### TASK STATEMENT
Your task is to locate every line holding the string "text" and to copy each of them.

==== DATA ====

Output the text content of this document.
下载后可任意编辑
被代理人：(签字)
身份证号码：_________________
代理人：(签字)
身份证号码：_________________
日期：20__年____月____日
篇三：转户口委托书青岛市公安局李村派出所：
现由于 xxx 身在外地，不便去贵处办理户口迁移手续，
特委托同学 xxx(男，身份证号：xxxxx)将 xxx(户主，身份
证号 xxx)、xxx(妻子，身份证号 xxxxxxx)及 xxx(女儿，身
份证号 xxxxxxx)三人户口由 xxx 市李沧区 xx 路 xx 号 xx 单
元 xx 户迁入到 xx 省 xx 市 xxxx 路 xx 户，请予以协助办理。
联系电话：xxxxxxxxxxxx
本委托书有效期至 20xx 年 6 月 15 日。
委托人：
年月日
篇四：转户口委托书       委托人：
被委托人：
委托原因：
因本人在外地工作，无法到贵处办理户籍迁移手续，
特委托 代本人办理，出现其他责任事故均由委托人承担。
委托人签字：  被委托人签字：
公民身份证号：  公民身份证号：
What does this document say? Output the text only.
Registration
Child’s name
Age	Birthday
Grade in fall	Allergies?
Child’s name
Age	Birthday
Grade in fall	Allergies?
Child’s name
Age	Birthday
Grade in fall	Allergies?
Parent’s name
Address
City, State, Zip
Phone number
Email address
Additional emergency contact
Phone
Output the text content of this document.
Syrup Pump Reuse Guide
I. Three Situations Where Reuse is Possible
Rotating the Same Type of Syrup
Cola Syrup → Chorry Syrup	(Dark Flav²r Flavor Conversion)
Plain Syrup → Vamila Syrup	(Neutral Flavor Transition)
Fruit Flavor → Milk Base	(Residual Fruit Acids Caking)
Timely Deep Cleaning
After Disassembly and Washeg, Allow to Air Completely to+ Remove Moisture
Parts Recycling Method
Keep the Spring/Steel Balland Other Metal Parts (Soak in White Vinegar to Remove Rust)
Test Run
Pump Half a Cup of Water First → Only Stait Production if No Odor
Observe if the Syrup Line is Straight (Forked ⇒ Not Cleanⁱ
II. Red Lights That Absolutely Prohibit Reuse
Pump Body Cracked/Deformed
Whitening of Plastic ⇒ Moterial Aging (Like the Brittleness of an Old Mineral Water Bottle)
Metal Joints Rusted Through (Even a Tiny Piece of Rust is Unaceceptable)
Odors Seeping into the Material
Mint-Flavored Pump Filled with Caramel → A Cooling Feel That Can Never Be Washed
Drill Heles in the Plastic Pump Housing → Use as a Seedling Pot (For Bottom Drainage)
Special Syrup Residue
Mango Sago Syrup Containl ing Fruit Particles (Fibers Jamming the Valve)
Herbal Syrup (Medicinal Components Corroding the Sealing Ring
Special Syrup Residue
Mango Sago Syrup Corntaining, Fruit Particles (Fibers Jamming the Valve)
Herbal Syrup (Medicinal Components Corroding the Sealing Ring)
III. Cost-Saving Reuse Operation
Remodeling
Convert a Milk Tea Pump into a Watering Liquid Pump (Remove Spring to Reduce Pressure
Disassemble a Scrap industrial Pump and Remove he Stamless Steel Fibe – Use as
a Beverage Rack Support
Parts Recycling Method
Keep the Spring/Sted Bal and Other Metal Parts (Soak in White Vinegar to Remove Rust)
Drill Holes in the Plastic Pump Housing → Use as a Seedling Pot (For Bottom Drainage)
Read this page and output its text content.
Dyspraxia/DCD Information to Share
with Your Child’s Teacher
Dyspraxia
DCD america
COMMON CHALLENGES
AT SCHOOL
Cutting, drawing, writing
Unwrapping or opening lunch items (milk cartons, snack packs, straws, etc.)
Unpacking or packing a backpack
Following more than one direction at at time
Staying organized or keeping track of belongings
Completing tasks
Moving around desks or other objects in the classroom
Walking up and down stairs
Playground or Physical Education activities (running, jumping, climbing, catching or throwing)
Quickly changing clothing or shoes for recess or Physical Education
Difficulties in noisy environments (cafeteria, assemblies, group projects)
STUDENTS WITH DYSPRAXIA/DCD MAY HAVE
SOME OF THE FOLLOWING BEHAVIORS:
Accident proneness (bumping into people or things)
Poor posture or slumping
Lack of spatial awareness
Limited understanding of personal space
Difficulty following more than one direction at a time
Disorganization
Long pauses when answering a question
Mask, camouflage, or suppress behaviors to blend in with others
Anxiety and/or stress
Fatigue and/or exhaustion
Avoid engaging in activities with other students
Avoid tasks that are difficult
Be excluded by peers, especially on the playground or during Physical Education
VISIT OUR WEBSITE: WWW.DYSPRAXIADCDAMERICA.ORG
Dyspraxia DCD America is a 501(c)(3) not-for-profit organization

====

### RESPONSE TO THIS TASK
Output the text content of this document.
What does this document say? Output the text only.
Output the text content of this document.
Read this page and output its text content.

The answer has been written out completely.